# Information provided
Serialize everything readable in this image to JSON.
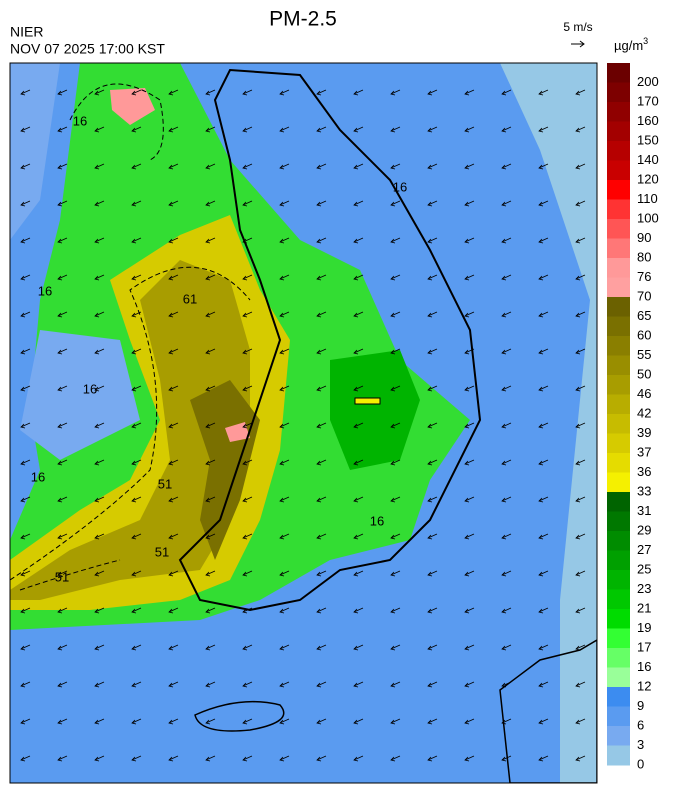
{
  "header": {
    "title": "PM-2.5",
    "agency": "NIER",
    "datetime": "NOV 07 2025 17:00 KST"
  },
  "wind_scale": {
    "label": "5 m/s"
  },
  "colorbar": {
    "unit": "µg/m",
    "unit_sup": "3",
    "labels": [
      "200",
      "170",
      "160",
      "150",
      "140",
      "120",
      "110",
      "100",
      "90",
      "80",
      "76",
      "70",
      "65",
      "60",
      "55",
      "50",
      "46",
      "42",
      "39",
      "37",
      "36",
      "33",
      "31",
      "29",
      "27",
      "25",
      "23",
      "21",
      "19",
      "17",
      "16",
      "12",
      "9",
      "6",
      "3",
      "0"
    ],
    "colors": [
      "#6b0000",
      "#7d0000",
      "#900000",
      "#a30000",
      "#b60000",
      "#c90000",
      "#ff0000",
      "#ff3333",
      "#ff5555",
      "#ff7777",
      "#ff9999",
      "#ffa0a0",
      "#6b6100",
      "#7a7000",
      "#8a7f00",
      "#998e00",
      "#a89d00",
      "#b8ad00",
      "#c7bc00",
      "#d6cb00",
      "#e5dc00",
      "#f5f000",
      "#006400",
      "#007800",
      "#008c00",
      "#00a000",
      "#00b400",
      "#00c800",
      "#00dc00",
      "#33ff33",
      "#66ff66",
      "#99ff99",
      "#3c8cf0",
      "#5a9bf0",
      "#78aaf0",
      "#96c8e6"
    ]
  },
  "map": {
    "contour_labels": [
      "16",
      "16",
      "61",
      "51",
      "51",
      "51",
      "16",
      "16",
      "16",
      "16"
    ]
  }
}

# Exercise description
Copy all the lines of data exactly as they appear, dropping any images.

# Result
Serialize everything readable in this image to JSON.
{
  "header": {
    "title": "PM-2.5",
    "agency": "NIER",
    "datetime": "NOV 07 2025 17:00 KST"
  },
  "wind_scale": {
    "label": "5 m/s"
  },
  "colorbar": {
    "unit": "µg/m",
    "unit_sup": "3",
    "labels": [
      "200",
      "170",
      "160",
      "150",
      "140",
      "120",
      "110",
      "100",
      "90",
      "80",
      "76",
      "70",
      "65",
      "60",
      "55",
      "50",
      "46",
      "42",
      "39",
      "37",
      "36",
      "33",
      "31",
      "29",
      "27",
      "25",
      "23",
      "21",
      "19",
      "17",
      "16",
      "12",
      "9",
      "6",
      "3",
      "0"
    ],
    "colors": [
      "#6b0000",
      "#7d0000",
      "#900000",
      "#a30000",
      "#b60000",
      "#c90000",
      "#ff0000",
      "#ff3333",
      "#ff5555",
      "#ff7777",
      "#ff9999",
      "#ffa0a0",
      "#6b6100",
      "#7a7000",
      "#8a7f00",
      "#998e00",
      "#a89d00",
      "#b8ad00",
      "#c7bc00",
      "#d6cb00",
      "#e5dc00",
      "#f5f000",
      "#006400",
      "#007800",
      "#008c00",
      "#00a000",
      "#00b400",
      "#00c800",
      "#00dc00",
      "#33ff33",
      "#66ff66",
      "#99ff99",
      "#3c8cf0",
      "#5a9bf0",
      "#78aaf0",
      "#96c8e6"
    ]
  },
  "map": {
    "contour_labels": [
      "16",
      "16",
      "61",
      "51",
      "51",
      "51",
      "16",
      "16",
      "16",
      "16"
    ]
  }
}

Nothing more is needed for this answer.